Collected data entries
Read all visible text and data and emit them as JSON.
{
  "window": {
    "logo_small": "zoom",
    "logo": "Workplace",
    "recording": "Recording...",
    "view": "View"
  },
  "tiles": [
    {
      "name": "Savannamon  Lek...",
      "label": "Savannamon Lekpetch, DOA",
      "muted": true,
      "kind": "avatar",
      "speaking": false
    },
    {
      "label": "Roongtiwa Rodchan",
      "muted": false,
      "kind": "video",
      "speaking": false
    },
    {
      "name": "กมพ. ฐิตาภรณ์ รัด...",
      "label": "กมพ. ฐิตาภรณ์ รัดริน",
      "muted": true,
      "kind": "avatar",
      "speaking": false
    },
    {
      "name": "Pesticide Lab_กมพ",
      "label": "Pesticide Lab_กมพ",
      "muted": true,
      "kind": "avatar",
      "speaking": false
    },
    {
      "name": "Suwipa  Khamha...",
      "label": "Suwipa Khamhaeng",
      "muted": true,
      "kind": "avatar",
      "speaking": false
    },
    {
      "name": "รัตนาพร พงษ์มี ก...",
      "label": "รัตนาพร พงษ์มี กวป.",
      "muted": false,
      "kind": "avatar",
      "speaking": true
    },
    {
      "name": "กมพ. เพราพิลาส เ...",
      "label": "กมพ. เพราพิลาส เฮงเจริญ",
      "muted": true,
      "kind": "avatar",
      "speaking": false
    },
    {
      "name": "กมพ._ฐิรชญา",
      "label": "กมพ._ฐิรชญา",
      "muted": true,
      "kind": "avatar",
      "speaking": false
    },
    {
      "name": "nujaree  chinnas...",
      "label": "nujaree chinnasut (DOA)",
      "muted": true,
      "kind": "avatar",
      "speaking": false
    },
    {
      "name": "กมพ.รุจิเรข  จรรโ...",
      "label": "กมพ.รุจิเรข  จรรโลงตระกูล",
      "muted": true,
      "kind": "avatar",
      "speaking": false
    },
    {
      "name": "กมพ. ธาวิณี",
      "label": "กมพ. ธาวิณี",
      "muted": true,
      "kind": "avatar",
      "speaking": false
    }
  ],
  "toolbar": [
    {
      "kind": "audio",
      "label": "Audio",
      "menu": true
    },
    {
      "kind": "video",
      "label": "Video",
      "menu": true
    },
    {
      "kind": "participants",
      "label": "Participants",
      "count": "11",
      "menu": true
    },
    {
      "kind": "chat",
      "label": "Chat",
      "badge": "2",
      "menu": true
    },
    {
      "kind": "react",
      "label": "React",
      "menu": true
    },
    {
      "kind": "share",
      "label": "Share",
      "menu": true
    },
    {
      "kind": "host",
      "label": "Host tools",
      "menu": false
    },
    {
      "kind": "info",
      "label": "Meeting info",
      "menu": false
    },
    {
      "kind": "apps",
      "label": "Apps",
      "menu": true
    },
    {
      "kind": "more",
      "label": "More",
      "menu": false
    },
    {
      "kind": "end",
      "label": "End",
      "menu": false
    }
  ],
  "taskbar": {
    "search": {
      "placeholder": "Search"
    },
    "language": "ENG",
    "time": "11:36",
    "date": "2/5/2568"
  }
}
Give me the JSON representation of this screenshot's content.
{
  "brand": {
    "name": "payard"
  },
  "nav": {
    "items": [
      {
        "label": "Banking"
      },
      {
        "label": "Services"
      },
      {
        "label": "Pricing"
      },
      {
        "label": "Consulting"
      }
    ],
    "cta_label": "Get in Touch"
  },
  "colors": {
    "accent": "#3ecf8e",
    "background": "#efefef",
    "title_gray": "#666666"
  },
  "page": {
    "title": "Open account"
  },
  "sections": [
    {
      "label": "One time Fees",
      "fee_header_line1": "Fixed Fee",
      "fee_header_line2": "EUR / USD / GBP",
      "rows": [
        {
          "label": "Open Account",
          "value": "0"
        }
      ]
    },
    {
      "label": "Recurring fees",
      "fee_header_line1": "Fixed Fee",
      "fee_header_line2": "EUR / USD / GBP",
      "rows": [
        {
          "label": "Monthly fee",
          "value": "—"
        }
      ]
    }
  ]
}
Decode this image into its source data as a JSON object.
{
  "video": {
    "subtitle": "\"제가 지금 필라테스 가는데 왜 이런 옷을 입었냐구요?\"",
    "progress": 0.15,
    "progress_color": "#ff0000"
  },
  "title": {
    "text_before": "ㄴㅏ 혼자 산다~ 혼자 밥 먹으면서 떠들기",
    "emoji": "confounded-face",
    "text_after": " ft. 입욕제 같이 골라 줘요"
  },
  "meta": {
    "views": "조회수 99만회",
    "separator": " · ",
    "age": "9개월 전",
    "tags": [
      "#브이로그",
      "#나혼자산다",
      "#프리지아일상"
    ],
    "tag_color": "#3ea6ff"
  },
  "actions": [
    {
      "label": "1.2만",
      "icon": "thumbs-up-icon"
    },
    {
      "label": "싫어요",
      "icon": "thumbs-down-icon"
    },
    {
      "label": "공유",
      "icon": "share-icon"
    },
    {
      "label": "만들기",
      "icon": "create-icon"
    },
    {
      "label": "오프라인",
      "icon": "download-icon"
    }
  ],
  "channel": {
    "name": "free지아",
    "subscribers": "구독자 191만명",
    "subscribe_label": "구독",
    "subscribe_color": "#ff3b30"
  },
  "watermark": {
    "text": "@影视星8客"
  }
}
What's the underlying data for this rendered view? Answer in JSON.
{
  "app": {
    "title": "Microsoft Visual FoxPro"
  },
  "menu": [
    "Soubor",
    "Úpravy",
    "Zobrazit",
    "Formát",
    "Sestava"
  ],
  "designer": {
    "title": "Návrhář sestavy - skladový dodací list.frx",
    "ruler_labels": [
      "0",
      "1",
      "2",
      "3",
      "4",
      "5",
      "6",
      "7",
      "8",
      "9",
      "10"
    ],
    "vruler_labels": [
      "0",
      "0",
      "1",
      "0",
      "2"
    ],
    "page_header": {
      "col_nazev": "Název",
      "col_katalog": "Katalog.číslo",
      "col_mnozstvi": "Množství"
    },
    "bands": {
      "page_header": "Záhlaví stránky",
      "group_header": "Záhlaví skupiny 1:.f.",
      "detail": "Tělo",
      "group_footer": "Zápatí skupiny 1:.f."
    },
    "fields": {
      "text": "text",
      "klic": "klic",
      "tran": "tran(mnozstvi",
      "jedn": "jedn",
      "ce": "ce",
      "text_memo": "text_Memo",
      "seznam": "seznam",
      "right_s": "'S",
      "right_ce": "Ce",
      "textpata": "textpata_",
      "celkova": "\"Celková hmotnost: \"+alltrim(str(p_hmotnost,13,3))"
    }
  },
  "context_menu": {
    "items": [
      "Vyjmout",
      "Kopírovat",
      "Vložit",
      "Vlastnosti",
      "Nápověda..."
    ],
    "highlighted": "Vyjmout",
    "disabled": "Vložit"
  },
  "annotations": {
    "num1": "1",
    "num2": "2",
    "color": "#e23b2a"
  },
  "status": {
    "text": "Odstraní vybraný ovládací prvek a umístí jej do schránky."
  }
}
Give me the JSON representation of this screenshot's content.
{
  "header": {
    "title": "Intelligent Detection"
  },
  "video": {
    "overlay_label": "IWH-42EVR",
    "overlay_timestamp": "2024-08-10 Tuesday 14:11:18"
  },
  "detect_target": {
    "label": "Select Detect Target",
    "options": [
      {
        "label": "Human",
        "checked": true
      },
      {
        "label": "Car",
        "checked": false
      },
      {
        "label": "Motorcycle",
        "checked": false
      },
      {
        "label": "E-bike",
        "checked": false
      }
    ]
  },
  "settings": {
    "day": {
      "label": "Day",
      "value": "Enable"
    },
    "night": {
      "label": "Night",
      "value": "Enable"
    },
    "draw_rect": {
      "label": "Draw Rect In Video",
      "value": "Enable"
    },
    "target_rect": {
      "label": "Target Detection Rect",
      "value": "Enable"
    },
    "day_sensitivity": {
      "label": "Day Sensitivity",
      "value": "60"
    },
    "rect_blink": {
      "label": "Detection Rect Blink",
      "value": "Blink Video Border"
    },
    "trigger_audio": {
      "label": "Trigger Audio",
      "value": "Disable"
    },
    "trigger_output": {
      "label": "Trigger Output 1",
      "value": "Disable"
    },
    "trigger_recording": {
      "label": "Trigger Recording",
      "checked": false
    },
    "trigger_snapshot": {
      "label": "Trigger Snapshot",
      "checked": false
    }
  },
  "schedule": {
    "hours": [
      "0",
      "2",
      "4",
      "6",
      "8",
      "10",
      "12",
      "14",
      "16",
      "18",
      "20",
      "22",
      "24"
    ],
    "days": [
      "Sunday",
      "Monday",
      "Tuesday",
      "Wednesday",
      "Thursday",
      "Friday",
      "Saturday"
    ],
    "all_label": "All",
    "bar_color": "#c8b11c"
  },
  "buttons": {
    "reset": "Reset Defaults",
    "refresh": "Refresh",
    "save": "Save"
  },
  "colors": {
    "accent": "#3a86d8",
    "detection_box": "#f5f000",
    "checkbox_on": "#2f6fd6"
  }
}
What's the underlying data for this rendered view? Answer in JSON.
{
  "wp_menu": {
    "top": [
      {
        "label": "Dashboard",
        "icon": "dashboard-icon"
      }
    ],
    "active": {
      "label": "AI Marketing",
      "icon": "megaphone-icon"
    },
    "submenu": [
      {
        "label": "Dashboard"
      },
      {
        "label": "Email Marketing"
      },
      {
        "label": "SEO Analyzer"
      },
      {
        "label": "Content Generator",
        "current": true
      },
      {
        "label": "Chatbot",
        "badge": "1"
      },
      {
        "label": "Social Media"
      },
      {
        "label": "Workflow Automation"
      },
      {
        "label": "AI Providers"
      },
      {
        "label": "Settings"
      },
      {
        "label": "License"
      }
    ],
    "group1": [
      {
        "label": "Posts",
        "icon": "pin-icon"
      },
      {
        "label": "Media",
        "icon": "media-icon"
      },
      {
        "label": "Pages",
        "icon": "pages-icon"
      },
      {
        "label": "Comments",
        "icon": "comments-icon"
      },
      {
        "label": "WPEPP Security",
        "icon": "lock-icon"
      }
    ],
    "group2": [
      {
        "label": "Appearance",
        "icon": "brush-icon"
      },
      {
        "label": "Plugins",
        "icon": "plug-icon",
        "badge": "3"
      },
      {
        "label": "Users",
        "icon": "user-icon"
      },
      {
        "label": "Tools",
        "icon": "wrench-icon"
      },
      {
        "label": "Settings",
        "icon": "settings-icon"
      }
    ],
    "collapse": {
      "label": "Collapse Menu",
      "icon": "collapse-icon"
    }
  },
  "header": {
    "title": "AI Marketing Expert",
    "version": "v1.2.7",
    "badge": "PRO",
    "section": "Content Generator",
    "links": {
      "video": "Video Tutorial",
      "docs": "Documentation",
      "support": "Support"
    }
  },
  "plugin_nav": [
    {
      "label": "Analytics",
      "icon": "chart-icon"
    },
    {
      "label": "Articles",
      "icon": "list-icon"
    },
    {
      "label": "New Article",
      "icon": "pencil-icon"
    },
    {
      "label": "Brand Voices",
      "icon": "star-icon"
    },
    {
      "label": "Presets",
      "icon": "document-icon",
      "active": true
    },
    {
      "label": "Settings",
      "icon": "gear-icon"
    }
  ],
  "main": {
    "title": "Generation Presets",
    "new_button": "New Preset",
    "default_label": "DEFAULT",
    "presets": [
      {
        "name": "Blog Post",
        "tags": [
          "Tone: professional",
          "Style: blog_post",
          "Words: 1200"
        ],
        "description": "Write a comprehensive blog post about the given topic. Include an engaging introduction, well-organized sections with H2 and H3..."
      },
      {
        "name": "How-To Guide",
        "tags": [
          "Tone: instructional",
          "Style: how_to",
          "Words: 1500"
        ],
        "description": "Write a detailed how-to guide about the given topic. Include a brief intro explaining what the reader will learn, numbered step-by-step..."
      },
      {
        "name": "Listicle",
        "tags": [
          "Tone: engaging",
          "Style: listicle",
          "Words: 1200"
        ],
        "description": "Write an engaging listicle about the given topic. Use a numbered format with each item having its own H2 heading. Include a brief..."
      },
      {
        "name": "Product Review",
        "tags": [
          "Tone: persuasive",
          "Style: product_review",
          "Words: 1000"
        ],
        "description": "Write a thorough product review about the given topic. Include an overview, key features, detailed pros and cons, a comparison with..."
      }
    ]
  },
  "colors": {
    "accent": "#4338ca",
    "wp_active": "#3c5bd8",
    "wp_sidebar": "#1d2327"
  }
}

▸ Exercise goal: Gather each line of the listing that holds the string "detailed".

▸ Output for this task:
        "description": "Write a detailed how-to guide about the given topic. Include a brief intro explaining what the reader will learn, numbered step-by-step..."
        "description": "Write a thorough product review about the given topic. Include an overview, key features, detailed pros and cons, a comparison with..."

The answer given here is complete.